EXERCISE REQUIREMENTS:
Go through the material below and count the lines with the string "text"; the number is the whole answer.

SOURCE MATERIAL:
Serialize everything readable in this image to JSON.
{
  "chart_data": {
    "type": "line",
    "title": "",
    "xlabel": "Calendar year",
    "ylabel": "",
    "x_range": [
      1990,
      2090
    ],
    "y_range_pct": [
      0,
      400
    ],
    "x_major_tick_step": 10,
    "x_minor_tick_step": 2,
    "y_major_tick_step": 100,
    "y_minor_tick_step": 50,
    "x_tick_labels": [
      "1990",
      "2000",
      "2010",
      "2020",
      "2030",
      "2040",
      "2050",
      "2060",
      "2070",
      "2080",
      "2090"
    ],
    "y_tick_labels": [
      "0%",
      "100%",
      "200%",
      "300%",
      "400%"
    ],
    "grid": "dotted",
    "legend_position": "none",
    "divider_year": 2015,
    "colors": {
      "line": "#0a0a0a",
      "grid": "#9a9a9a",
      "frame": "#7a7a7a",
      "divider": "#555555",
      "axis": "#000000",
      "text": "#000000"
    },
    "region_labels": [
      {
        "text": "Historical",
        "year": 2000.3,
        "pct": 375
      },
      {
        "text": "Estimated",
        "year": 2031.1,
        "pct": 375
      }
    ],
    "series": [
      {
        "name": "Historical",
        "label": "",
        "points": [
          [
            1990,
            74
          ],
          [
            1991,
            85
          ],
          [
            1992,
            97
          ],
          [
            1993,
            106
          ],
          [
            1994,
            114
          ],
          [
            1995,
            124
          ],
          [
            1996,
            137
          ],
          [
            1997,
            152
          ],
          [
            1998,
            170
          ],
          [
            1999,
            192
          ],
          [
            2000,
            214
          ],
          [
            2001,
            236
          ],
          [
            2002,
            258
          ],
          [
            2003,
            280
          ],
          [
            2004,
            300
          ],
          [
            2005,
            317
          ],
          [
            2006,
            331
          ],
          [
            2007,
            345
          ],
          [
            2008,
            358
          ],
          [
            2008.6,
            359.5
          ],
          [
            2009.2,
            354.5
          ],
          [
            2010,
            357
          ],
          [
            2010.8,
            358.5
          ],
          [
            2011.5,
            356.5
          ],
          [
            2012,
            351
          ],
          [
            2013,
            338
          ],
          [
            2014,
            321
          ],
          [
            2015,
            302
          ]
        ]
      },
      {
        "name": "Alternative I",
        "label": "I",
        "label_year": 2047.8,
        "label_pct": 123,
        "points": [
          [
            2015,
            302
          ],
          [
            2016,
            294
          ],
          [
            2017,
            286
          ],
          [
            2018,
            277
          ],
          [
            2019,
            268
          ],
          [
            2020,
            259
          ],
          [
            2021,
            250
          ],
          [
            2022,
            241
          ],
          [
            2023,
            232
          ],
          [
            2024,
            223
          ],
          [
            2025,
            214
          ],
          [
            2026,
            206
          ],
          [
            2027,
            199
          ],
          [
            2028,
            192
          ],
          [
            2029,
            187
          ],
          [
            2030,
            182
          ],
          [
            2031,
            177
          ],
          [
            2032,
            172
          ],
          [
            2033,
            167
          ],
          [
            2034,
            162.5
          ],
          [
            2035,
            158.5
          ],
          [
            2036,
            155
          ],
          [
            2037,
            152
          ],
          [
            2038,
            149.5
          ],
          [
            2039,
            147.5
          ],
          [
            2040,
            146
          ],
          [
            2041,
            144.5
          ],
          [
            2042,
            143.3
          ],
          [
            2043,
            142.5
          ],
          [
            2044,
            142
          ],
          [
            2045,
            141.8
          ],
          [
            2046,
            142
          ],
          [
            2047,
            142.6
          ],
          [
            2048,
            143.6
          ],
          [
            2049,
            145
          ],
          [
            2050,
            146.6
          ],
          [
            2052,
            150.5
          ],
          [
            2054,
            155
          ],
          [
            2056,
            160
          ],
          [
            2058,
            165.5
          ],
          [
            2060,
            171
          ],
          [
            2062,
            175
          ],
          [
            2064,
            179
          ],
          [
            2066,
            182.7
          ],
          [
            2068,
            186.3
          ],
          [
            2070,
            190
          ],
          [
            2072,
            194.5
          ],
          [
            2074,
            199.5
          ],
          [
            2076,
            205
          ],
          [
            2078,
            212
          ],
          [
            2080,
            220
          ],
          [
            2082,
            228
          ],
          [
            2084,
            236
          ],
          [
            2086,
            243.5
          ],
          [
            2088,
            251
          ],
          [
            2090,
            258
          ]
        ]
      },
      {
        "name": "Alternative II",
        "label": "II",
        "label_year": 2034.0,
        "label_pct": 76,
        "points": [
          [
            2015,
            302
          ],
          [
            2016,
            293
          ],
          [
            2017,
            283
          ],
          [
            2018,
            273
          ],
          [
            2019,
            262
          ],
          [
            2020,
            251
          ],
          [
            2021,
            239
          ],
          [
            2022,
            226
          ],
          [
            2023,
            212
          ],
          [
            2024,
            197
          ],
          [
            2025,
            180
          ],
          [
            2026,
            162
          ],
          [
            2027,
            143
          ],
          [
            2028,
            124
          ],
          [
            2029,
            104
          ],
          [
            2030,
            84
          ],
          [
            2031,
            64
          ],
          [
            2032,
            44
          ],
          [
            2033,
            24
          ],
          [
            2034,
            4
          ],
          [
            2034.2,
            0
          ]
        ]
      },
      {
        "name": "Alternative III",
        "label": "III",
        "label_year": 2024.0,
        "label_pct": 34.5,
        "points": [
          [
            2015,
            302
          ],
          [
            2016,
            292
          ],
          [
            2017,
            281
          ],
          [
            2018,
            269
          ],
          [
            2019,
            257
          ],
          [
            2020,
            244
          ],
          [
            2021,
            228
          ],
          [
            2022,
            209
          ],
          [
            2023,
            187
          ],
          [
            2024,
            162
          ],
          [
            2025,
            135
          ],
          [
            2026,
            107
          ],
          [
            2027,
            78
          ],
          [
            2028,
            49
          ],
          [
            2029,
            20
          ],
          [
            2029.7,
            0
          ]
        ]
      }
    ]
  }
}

WRITTEN ANSWER:
3